**What is being asked**
Go through the lines below. Copy those with "Patinhas".

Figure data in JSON
%%

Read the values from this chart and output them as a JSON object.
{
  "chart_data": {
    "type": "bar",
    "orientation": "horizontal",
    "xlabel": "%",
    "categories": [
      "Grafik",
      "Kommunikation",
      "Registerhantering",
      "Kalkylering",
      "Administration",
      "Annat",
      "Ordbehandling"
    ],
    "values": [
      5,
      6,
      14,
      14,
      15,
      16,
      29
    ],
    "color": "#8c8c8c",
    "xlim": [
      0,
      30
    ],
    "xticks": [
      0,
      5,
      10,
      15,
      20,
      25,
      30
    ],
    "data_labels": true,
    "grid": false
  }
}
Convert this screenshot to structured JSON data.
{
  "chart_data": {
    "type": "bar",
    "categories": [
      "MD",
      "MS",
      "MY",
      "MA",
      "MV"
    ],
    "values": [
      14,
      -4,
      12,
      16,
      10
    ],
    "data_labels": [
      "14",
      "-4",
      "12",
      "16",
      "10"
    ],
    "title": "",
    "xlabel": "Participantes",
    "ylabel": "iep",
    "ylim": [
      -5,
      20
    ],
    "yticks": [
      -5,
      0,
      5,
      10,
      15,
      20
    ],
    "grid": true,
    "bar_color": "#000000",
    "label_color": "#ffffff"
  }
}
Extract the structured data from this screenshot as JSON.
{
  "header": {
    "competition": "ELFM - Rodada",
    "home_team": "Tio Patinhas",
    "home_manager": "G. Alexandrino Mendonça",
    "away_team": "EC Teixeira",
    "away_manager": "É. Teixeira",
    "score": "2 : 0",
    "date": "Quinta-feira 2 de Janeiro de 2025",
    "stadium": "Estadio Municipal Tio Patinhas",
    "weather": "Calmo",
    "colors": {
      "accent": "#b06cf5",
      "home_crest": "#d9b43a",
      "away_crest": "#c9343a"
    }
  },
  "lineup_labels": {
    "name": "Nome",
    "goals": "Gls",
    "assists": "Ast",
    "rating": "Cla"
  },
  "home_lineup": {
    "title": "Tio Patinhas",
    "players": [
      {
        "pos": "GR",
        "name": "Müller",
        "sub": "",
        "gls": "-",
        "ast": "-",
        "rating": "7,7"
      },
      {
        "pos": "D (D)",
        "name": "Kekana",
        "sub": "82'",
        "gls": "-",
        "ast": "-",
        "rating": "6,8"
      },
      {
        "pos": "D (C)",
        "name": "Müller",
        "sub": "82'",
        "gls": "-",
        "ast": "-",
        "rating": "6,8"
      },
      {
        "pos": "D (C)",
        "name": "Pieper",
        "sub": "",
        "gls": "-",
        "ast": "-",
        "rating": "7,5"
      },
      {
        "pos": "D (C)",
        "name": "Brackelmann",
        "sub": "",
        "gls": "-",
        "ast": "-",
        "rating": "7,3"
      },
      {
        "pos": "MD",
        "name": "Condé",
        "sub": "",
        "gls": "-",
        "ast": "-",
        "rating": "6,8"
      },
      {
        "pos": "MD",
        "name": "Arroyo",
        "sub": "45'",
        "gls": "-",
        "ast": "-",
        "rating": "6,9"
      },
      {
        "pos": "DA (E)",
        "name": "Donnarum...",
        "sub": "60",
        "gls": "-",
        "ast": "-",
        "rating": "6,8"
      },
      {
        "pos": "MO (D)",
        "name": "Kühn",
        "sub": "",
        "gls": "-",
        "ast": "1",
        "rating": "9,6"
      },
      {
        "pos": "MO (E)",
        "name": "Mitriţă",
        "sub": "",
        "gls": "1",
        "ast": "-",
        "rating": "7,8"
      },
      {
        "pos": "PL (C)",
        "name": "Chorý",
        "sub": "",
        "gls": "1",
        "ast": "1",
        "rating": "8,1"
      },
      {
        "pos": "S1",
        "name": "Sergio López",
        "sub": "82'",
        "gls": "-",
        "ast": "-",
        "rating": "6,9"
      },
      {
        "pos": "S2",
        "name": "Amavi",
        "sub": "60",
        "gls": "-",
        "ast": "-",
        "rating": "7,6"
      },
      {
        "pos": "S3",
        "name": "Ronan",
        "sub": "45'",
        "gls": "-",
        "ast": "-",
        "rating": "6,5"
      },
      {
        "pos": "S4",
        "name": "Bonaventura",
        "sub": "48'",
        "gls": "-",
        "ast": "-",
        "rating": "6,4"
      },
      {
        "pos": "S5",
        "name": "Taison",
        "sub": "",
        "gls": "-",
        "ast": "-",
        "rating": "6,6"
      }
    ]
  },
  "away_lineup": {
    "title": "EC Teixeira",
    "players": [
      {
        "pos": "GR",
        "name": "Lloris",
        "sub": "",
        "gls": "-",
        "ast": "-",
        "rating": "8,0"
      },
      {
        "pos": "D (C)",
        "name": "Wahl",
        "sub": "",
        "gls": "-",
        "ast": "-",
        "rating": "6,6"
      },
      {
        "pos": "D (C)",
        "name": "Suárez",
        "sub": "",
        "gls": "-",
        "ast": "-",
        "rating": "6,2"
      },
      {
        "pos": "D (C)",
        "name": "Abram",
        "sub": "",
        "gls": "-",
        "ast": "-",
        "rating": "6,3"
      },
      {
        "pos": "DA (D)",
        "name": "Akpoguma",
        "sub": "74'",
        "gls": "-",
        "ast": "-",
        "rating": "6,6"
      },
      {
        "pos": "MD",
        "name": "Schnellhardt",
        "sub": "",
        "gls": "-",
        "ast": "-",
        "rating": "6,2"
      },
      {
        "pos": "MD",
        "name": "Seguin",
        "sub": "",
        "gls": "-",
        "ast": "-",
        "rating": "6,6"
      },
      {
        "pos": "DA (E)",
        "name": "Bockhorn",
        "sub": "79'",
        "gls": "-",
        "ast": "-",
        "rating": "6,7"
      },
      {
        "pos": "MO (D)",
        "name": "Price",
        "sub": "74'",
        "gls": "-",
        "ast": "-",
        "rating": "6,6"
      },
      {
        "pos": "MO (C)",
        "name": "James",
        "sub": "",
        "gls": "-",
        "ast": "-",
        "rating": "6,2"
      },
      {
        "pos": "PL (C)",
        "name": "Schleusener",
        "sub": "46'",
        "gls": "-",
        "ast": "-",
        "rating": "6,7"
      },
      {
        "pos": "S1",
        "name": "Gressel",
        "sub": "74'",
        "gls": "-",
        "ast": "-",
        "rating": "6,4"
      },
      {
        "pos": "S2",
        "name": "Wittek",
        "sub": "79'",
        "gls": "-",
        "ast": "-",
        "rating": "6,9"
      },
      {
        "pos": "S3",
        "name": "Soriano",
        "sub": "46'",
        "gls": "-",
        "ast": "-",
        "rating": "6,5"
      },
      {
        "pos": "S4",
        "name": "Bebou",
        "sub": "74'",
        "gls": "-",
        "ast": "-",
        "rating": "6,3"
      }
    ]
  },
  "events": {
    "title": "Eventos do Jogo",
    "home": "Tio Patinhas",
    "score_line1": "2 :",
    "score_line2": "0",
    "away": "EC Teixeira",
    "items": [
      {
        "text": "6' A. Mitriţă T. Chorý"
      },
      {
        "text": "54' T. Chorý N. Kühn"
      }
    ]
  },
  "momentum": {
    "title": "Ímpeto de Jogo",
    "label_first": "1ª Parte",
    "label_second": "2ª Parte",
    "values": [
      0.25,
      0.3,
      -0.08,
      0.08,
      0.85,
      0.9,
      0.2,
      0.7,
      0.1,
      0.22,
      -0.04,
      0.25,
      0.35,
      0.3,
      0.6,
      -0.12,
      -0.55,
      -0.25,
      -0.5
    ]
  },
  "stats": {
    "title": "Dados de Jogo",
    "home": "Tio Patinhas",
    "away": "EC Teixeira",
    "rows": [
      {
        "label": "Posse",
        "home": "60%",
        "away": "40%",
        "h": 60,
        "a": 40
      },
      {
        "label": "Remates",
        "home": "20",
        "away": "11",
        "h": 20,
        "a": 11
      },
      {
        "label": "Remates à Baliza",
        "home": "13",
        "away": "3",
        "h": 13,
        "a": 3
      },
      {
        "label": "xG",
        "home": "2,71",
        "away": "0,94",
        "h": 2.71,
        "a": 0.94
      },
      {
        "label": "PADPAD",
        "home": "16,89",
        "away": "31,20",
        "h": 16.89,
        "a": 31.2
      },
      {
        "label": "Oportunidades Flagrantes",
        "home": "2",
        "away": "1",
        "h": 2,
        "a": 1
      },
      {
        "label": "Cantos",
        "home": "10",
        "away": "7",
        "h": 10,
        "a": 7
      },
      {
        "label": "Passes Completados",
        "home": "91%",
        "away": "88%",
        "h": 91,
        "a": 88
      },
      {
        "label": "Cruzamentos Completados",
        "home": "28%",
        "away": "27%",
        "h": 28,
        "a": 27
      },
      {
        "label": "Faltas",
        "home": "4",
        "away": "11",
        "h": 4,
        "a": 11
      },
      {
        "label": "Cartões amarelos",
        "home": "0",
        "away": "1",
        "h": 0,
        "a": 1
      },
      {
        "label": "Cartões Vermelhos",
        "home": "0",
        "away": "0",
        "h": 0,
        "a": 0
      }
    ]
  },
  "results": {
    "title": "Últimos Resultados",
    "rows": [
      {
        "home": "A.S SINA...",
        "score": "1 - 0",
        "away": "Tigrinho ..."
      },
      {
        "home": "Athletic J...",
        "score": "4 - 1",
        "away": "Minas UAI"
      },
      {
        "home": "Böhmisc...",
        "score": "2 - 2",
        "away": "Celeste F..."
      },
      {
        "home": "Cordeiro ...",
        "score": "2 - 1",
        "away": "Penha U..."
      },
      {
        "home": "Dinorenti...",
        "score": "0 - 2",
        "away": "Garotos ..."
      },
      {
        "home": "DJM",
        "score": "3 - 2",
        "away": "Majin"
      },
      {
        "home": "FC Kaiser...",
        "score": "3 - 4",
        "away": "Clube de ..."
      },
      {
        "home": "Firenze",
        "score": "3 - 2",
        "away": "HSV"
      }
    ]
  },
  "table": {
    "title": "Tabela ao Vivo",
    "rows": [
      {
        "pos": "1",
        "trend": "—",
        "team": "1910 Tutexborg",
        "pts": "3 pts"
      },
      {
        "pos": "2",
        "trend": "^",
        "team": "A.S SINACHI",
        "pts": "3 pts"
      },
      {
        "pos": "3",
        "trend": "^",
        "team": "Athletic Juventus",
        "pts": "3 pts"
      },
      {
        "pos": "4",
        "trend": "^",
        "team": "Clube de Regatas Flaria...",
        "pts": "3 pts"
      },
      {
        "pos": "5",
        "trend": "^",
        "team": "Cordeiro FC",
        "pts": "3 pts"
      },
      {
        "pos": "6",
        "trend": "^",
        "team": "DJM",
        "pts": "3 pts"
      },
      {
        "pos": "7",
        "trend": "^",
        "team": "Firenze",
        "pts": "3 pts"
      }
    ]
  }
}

%%

**Exercise solution**
    "home_team": "Tio Patinhas",
    "stadium": "Estadio Municipal Tio Patinhas",
    "title": "Tio Patinhas",
    "home": "Tio Patinhas",
    "home": "Tio Patinhas",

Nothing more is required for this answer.